>> Start

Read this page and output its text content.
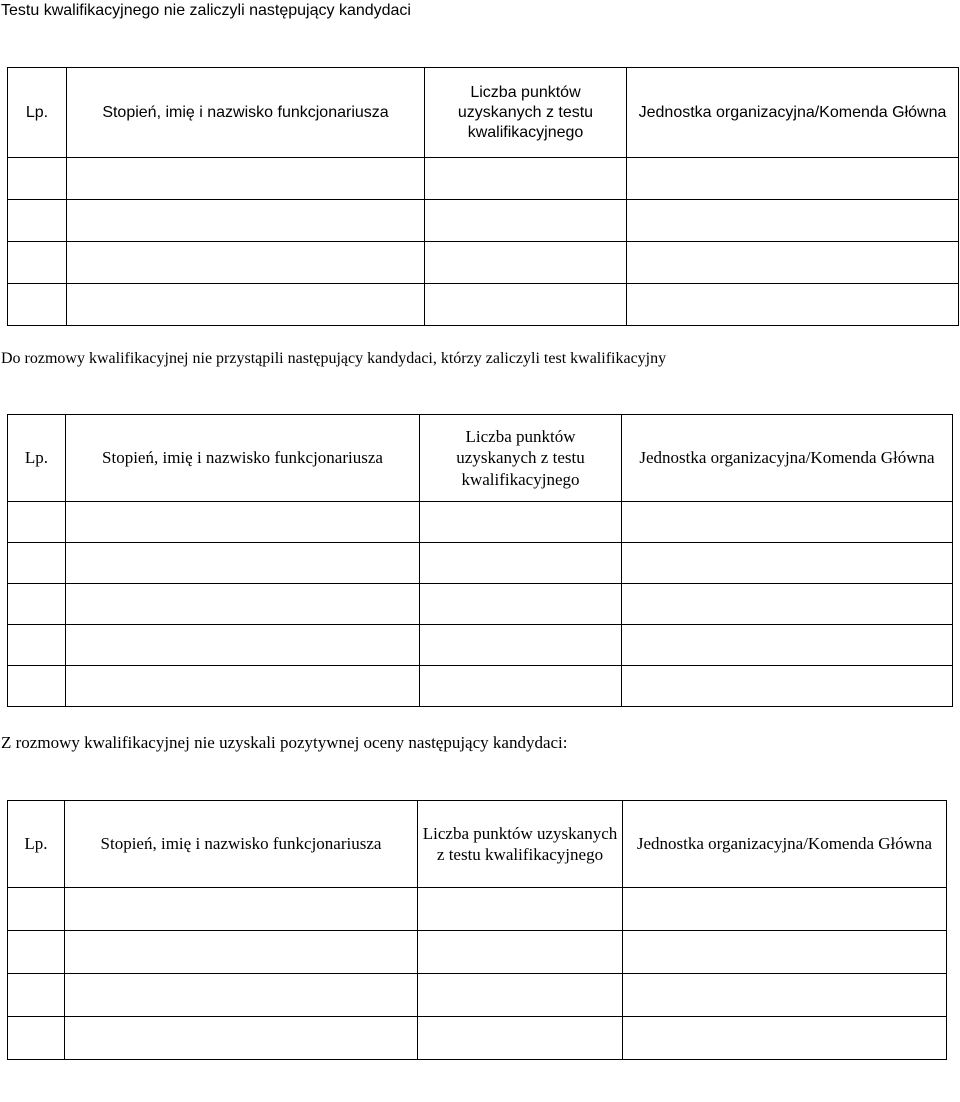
Testu kwalifikacyjnego nie zaliczyli następujący kandydaci
Lp.	Stopień, imię i nazwisko funkcjonariusza	Liczba punktów uzyskanych z testu kwalifikacyjnego	Jednostka organizacyjna/Komenda Główna

Do rozmowy kwalifikacyjnej nie przystąpili następujący kandydaci, którzy zaliczyli test kwalifikacyjny
Lp.	Stopień, imię i nazwisko funkcjonariusza	Liczba punktów uzyskanych z testu kwalifikacyjnego	Jednostka organizacyjna/Komenda Główna

Z rozmowy kwalifikacyjnej nie uzyskali pozytywnej oceny następujący kandydaci:
Lp.	Stopień, imię i nazwisko funkcjonariusza	Liczba punktów uzyskanych z testu kwalifikacyjnego	Jednostka organizacyjna/Komenda Główna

>> End

Goal ->
Among the records above, find each line holding the string "kandydaci" and pull it out.

Written reply ->
Testu kwalifikacyjnego nie zaliczyli następujący kandydaci
Do rozmowy kwalifikacyjnej nie przystąpili następujący kandydaci, którzy zaliczyli test kwalifikacyjny
Z rozmowy kwalifikacyjnej nie uzyskali pozytywnej oceny następujący kandydaci:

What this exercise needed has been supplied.